GIVEN REQUEST:
Restate the listing below word for word, omitting any images.

— START OF PROVIDED DATA —

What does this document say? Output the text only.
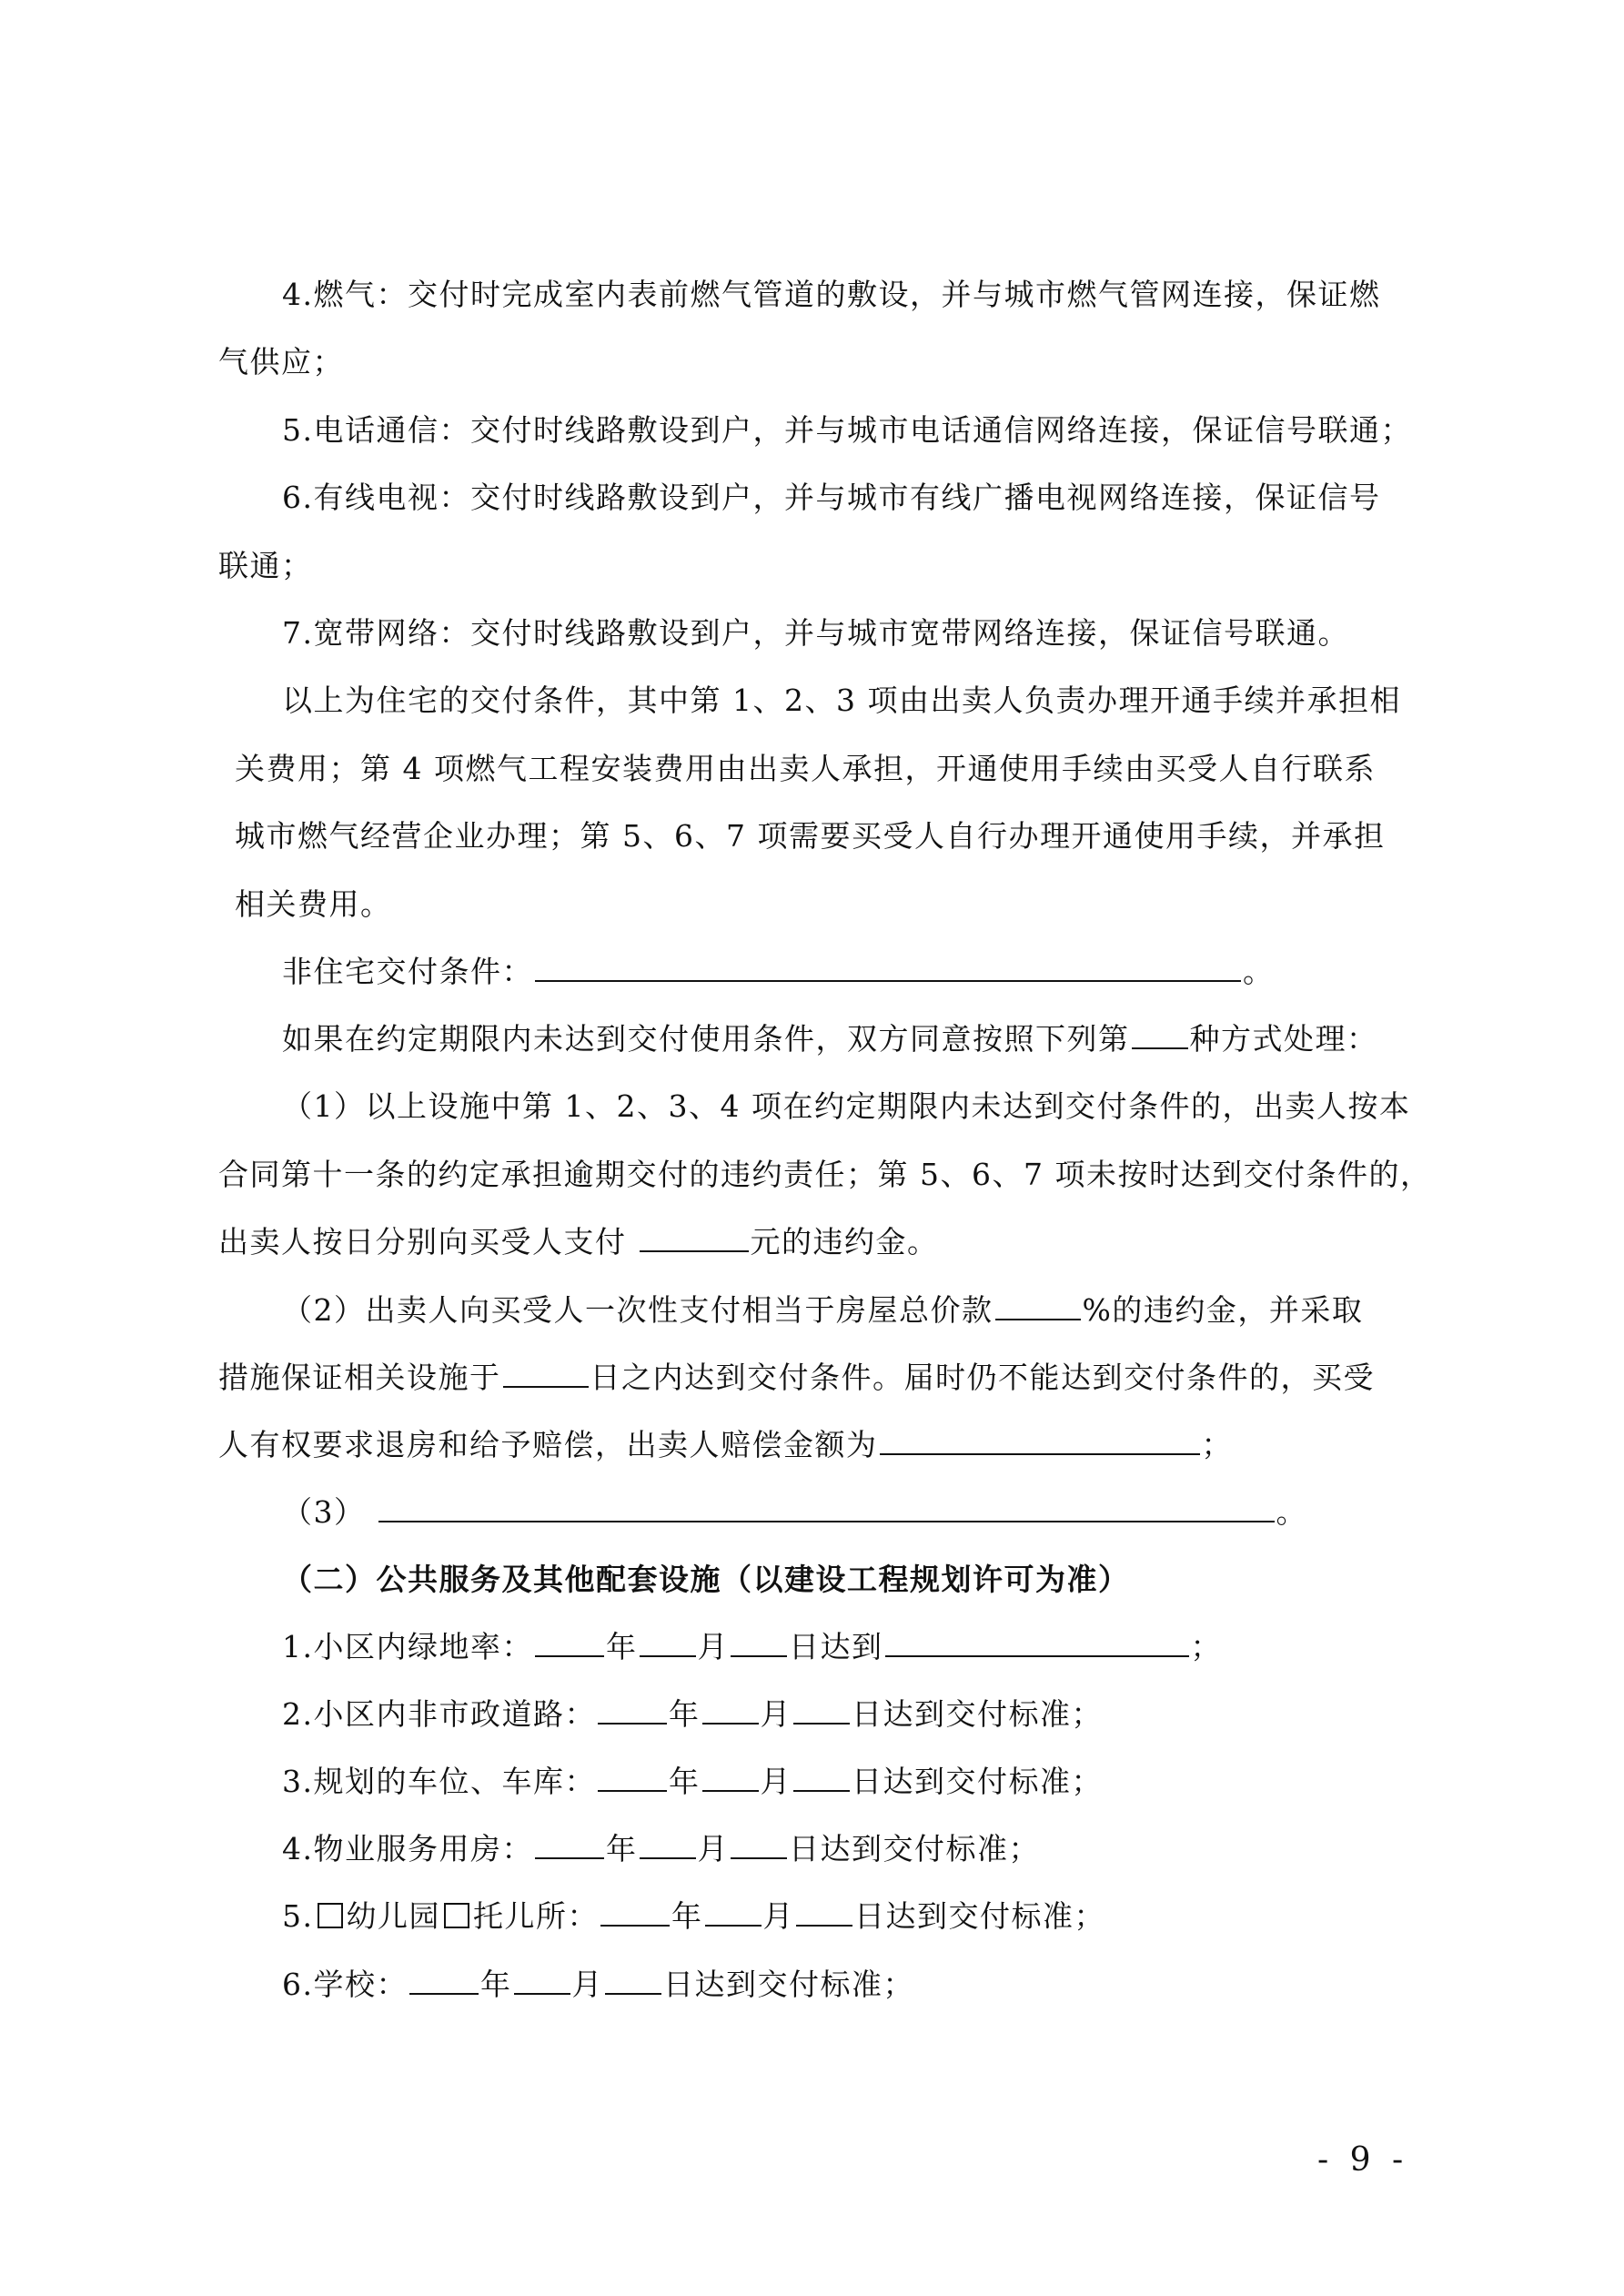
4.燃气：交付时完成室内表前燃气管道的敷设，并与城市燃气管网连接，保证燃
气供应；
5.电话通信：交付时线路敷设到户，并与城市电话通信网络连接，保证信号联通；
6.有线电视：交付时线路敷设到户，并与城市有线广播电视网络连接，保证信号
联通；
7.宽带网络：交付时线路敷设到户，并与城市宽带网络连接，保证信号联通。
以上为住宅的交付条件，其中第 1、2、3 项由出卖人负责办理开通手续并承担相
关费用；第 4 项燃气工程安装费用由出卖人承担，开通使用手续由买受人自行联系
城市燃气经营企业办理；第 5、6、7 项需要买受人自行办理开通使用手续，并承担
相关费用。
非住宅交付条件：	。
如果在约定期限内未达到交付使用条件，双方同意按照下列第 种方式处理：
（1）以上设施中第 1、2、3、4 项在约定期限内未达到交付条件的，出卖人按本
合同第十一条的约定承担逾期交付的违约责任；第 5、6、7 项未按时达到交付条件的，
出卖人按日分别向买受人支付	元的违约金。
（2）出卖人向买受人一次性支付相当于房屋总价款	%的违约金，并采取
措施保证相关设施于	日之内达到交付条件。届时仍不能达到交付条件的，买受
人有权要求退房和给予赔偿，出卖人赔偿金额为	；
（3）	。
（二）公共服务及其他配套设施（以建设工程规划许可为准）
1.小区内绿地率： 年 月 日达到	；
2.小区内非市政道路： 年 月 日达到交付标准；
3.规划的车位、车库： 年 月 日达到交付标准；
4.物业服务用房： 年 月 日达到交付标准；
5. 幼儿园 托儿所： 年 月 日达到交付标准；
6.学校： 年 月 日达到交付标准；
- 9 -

— END OF PROVIDED DATA —

OUTPUT OF THE TASK:
What does this document say? Output the text only.
4.燃气：交付时完成室内表前燃气管道的敷设，并与城市燃气管网连接，保证燃
气供应；
5.电话通信：交付时线路敷设到户，并与城市电话通信网络连接，保证信号联通；
6.有线电视：交付时线路敷设到户，并与城市有线广播电视网络连接，保证信号
联通；
7.宽带网络：交付时线路敷设到户，并与城市宽带网络连接，保证信号联通。
以上为住宅的交付条件，其中第 1、2、3 项由出卖人负责办理开通手续并承担相
关费用；第 4 项燃气工程安装费用由出卖人承担，开通使用手续由买受人自行联系
城市燃气经营企业办理；第 5、6、7 项需要买受人自行办理开通使用手续，并承担
相关费用。
非住宅交付条件：	。
如果在约定期限内未达到交付使用条件，双方同意按照下列第 种方式处理：
（1）以上设施中第 1、2、3、4 项在约定期限内未达到交付条件的，出卖人按本
合同第十一条的约定承担逾期交付的违约责任；第 5、6、7 项未按时达到交付条件的，
出卖人按日分别向买受人支付	元的违约金。
（2）出卖人向买受人一次性支付相当于房屋总价款	%的违约金，并采取
措施保证相关设施于	日之内达到交付条件。届时仍不能达到交付条件的，买受
人有权要求退房和给予赔偿，出卖人赔偿金额为	；
（3）	。
（二）公共服务及其他配套设施（以建设工程规划许可为准）
1.小区内绿地率： 年 月 日达到	；
2.小区内非市政道路： 年 月 日达到交付标准；
3.规划的车位、车库： 年 月 日达到交付标准；
4.物业服务用房： 年 月 日达到交付标准；
5. 幼儿园 托儿所： 年 月 日达到交付标准；
6.学校： 年 月 日达到交付标准；
- 9 -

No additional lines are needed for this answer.